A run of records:

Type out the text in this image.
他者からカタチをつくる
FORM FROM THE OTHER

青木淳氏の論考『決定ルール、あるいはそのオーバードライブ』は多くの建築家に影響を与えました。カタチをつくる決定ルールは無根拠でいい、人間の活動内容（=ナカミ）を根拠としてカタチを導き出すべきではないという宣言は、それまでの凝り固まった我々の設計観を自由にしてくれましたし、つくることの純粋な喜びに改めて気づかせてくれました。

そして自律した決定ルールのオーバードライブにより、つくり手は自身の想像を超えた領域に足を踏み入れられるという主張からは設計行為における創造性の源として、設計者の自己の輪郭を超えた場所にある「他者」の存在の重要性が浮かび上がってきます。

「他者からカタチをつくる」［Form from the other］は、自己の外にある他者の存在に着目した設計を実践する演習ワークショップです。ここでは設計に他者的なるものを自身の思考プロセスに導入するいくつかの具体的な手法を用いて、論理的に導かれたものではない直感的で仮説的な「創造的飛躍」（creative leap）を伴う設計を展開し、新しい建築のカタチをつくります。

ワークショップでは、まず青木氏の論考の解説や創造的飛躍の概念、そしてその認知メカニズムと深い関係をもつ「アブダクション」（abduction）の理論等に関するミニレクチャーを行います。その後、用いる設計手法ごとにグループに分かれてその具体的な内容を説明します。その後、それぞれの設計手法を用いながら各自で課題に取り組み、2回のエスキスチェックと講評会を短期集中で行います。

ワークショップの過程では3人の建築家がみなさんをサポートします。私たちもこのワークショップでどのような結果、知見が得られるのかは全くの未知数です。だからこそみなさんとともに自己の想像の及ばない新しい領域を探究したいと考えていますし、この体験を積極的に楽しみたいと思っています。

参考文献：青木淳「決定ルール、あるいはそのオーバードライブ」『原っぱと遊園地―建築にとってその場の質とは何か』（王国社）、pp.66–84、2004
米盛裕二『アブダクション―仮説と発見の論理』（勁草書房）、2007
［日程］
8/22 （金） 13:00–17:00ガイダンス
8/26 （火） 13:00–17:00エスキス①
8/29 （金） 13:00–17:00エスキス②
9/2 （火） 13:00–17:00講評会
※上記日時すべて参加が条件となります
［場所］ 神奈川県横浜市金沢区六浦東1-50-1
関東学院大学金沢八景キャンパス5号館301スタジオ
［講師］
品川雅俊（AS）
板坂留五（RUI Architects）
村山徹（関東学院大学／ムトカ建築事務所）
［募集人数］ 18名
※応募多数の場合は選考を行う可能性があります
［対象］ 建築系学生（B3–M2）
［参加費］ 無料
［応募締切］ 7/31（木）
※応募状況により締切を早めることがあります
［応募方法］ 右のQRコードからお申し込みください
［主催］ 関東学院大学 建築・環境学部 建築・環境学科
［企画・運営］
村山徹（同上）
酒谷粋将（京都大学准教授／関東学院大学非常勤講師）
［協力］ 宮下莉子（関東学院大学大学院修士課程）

[WHAT YOU ARE ASKED TO DO] From the records above, copy every line that holds the word "他者からカタチをつくる".

[EXERCISE ANSWER]
他者からカタチをつくる
「他者からカタチをつくる」［Form from the other］は、自己の外にある他者の存在に着目した設計を実践する演習ワークショップです。ここでは設計に他者的なるものを自身の思考プロセスに導入するいくつかの具体的な手法を用いて、論理的に導かれたものではない直感的で仮説的な「創造的飛躍」（creative leap）を伴う設計を展開し、新しい建築のカタチをつくります。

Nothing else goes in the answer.